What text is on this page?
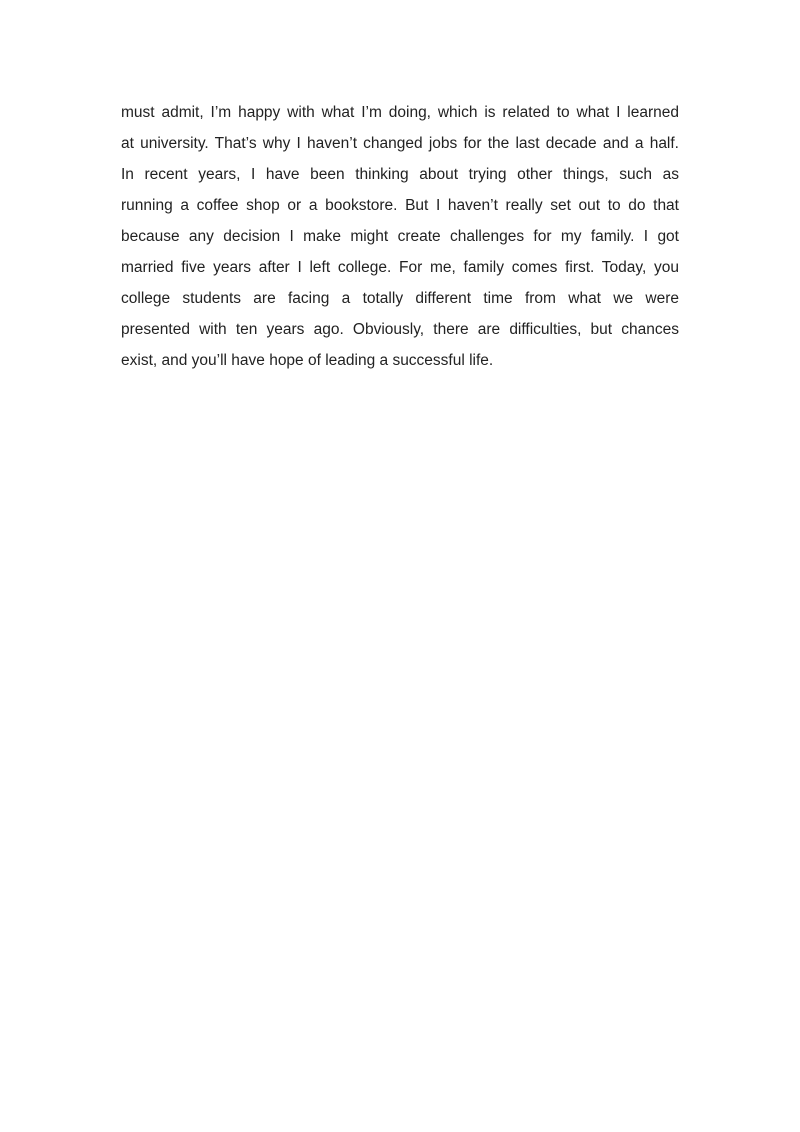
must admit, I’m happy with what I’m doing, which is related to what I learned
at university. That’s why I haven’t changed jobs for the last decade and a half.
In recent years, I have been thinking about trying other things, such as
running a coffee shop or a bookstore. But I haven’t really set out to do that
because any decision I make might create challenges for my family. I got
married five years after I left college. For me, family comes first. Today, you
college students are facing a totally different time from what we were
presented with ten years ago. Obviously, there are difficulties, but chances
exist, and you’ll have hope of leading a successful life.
═══
→ Given instruction
Gather all lines from the listing above in which "college" occurs.

→ Correct answer
married five years after I left college. For me, family comes first. Today, you
college students are facing a totally different time from what we were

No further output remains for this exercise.